Write out the full set of records exactly. Any pictures in them do not belong in the copy.
━━━ DATA FOR PROCESSING ━━━
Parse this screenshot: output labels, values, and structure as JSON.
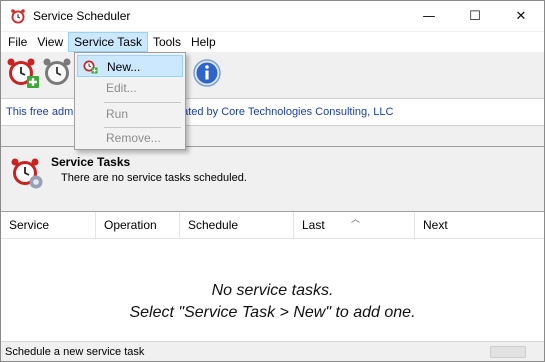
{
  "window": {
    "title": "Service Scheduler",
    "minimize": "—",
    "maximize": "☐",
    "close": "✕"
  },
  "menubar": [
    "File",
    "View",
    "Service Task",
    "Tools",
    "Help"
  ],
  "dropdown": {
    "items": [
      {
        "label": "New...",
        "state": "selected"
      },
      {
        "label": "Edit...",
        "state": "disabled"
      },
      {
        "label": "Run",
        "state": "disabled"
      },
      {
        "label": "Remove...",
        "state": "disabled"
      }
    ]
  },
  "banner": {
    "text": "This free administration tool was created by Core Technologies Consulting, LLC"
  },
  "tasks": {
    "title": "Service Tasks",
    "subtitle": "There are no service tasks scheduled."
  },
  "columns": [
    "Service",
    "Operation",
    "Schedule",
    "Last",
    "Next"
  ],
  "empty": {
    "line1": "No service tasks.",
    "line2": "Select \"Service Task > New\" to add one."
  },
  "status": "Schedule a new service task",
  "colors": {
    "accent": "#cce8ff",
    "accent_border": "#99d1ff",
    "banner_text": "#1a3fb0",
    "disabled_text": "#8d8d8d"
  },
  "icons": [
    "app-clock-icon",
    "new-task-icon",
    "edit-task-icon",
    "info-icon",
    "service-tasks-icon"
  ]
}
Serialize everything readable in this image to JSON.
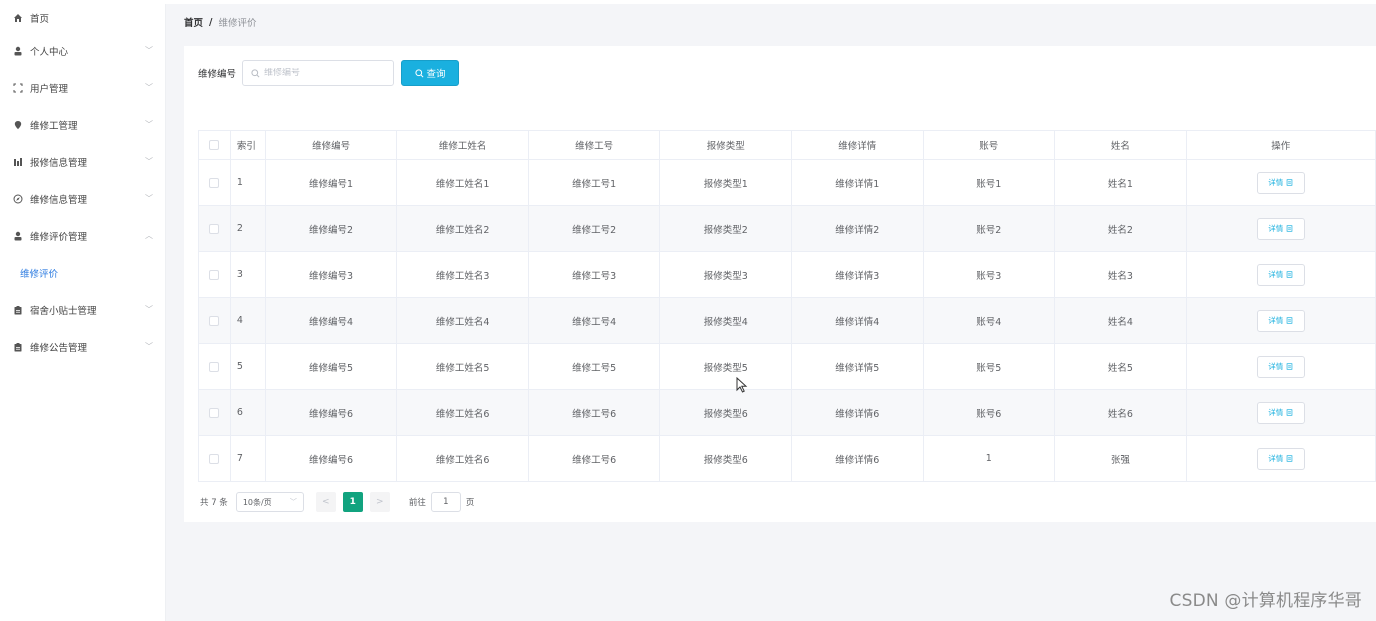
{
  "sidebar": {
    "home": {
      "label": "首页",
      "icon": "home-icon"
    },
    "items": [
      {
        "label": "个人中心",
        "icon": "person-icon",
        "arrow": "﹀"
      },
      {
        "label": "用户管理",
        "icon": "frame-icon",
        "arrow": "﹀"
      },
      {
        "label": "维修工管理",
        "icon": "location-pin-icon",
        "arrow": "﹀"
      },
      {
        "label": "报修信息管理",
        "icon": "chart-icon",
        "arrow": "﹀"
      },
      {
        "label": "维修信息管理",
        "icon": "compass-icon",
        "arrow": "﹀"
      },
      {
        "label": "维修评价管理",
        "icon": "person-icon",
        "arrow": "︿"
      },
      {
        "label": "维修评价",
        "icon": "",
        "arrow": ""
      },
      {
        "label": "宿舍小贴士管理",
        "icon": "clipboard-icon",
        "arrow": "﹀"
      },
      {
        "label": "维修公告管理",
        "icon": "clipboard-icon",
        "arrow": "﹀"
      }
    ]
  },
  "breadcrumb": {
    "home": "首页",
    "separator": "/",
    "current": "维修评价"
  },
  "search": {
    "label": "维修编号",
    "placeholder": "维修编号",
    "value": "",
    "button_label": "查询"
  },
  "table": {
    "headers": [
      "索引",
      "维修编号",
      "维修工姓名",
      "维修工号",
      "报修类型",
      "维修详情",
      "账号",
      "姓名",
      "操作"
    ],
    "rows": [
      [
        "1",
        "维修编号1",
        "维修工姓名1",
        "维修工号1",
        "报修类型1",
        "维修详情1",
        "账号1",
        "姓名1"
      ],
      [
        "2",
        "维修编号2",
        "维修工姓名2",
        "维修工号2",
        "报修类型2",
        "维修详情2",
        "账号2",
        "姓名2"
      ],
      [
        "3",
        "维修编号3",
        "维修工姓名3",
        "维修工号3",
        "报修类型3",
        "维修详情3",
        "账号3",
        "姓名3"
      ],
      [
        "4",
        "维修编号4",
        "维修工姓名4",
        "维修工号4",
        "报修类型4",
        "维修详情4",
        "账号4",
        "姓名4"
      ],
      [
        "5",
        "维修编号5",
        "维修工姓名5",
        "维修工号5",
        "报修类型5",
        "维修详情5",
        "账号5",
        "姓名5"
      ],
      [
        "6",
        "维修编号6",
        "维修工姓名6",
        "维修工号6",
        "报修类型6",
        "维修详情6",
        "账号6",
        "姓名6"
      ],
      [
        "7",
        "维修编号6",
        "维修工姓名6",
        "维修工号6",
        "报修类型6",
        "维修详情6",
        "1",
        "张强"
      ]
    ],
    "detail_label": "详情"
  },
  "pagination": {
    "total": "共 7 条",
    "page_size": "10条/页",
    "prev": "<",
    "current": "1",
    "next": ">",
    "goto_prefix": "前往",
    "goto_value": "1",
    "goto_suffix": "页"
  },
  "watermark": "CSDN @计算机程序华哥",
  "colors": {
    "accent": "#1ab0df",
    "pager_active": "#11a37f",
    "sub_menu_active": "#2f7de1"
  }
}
━━━
IN RESPONSE —
Parse this screenshot: output labels, values, and structure as JSON.
{
  "window": {
    "title": "Service Scheduler",
    "minimize": "—",
    "maximize": "☐",
    "close": "✕"
  },
  "menubar": [
    "File",
    "View",
    "Service Task",
    "Tools",
    "Help"
  ],
  "dropdown": {
    "items": [
      {
        "label": "New...",
        "state": "selected"
      },
      {
        "label": "Edit...",
        "state": "disabled"
      },
      {
        "label": "Run",
        "state": "disabled"
      },
      {
        "label": "Remove...",
        "state": "disabled"
      }
    ]
  },
  "banner": {
    "text": "This free administration tool was created by Core Technologies Consulting, LLC"
  },
  "tasks": {
    "title": "Service Tasks",
    "subtitle": "There are no service tasks scheduled."
  },
  "columns": [
    "Service",
    "Operation",
    "Schedule",
    "Last",
    "Next"
  ],
  "empty": {
    "line1": "No service tasks.",
    "line2": "Select \"Service Task > New\" to add one."
  },
  "status": "Schedule a new service task",
  "colors": {
    "accent": "#cce8ff",
    "accent_border": "#99d1ff",
    "banner_text": "#1a3fb0",
    "disabled_text": "#8d8d8d"
  },
  "icons": [
    "app-clock-icon",
    "new-task-icon",
    "edit-task-icon",
    "info-icon",
    "service-tasks-icon"
  ]
}
Serialize everything readable in this image to JSON.
{
  "sidebar": {
    "home": {
      "label": "首页",
      "icon": "home-icon"
    },
    "items": [
      {
        "label": "个人中心",
        "icon": "person-icon",
        "arrow": "﹀"
      },
      {
        "label": "用户管理",
        "icon": "frame-icon",
        "arrow": "﹀"
      },
      {
        "label": "维修工管理",
        "icon": "location-pin-icon",
        "arrow": "﹀"
      },
      {
        "label": "报修信息管理",
        "icon": "chart-icon",
        "arrow": "﹀"
      },
      {
        "label": "维修信息管理",
        "icon": "compass-icon",
        "arrow": "﹀"
      },
      {
        "label": "维修评价管理",
        "icon": "person-icon",
        "arrow": "︿"
      },
      {
        "label": "维修评价",
        "icon": "",
        "arrow": ""
      },
      {
        "label": "宿舍小贴士管理",
        "icon": "clipboard-icon",
        "arrow": "﹀"
      },
      {
        "label": "维修公告管理",
        "icon": "clipboard-icon",
        "arrow": "﹀"
      }
    ]
  },
  "breadcrumb": {
    "home": "首页",
    "separator": "/",
    "current": "维修评价"
  },
  "search": {
    "label": "维修编号",
    "placeholder": "维修编号",
    "value": "",
    "button_label": "查询"
  },
  "table": {
    "headers": [
      "索引",
      "维修编号",
      "维修工姓名",
      "维修工号",
      "报修类型",
      "维修详情",
      "账号",
      "姓名",
      "操作"
    ],
    "rows": [
      [
        "1",
        "维修编号1",
        "维修工姓名1",
        "维修工号1",
        "报修类型1",
        "维修详情1",
        "账号1",
        "姓名1"
      ],
      [
        "2",
        "维修编号2",
        "维修工姓名2",
        "维修工号2",
        "报修类型2",
        "维修详情2",
        "账号2",
        "姓名2"
      ],
      [
        "3",
        "维修编号3",
        "维修工姓名3",
        "维修工号3",
        "报修类型3",
        "维修详情3",
        "账号3",
        "姓名3"
      ],
      [
        "4",
        "维修编号4",
        "维修工姓名4",
        "维修工号4",
        "报修类型4",
        "维修详情4",
        "账号4",
        "姓名4"
      ],
      [
        "5",
        "维修编号5",
        "维修工姓名5",
        "维修工号5",
        "报修类型5",
        "维修详情5",
        "账号5",
        "姓名5"
      ],
      [
        "6",
        "维修编号6",
        "维修工姓名6",
        "维修工号6",
        "报修类型6",
        "维修详情6",
        "账号6",
        "姓名6"
      ],
      [
        "7",
        "维修编号6",
        "维修工姓名6",
        "维修工号6",
        "报修类型6",
        "维修详情6",
        "1",
        "张强"
      ]
    ],
    "detail_label": "详情"
  },
  "pagination": {
    "total": "共 7 条",
    "page_size": "10条/页",
    "prev": "<",
    "current": "1",
    "next": ">",
    "goto_prefix": "前往",
    "goto_value": "1",
    "goto_suffix": "页"
  },
  "watermark": "CSDN @计算机程序华哥",
  "colors": {
    "accent": "#1ab0df",
    "pager_active": "#11a37f",
    "sub_menu_active": "#2f7de1"
  }
}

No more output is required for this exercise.